Locate every line that holds the string "name" and copy it.

···

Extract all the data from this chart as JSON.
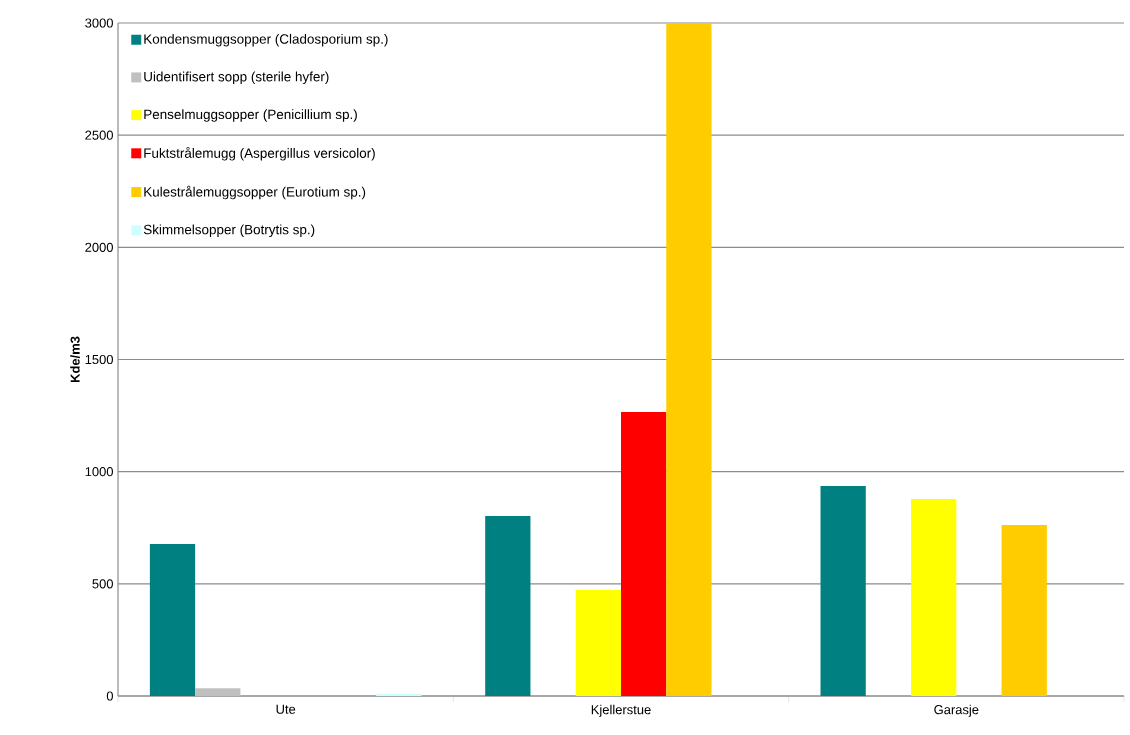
{
  "chart_data": {
    "type": "bar",
    "ylabel": "Kde/m3",
    "categories": [
      "Ute",
      "Kjellerstue",
      "Garasje"
    ],
    "series": [
      {
        "name": "Kondensmuggsopper (Cladosporium sp.)",
        "color": "#008080",
        "values": [
          678,
          802,
          936
        ]
      },
      {
        "name": "Uidentifisert sopp (sterile hyfer)",
        "color": "#c0c0c0",
        "values": [
          35,
          null,
          null
        ]
      },
      {
        "name": "Penselmuggsopper (Penicillium sp.)",
        "color": "#ffff00",
        "values": [
          null,
          473,
          878
        ]
      },
      {
        "name": "Fuktstrålemugg (Aspergillus versicolor)",
        "color": "#ff0000",
        "values": [
          null,
          1266,
          null
        ]
      },
      {
        "name": "Kulestrålemuggsopper (Eurotium sp.)",
        "color": "#ffcc00",
        "values": [
          null,
          3000,
          762
        ]
      },
      {
        "name": "Skimmelsopper (Botrytis sp.)",
        "color": "#ccffff",
        "values": [
          10,
          null,
          null
        ]
      }
    ],
    "ylim": [
      0,
      3000
    ],
    "yticks": [
      0,
      500,
      1000,
      1500,
      2000,
      2500,
      3000
    ],
    "grid": "y",
    "legend": "top left"
  }
}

···

= Correct output =
        "name": "Kondensmuggsopper (Cladosporium sp.)",
        "name": "Uidentifisert sopp (sterile hyfer)",
        "name": "Penselmuggsopper (Penicillium sp.)",
        "name": "Fuktstrålemugg (Aspergillus versicolor)",
        "name": "Kulestrålemuggsopper (Eurotium sp.)",
        "name": "Skimmelsopper (Botrytis sp.)",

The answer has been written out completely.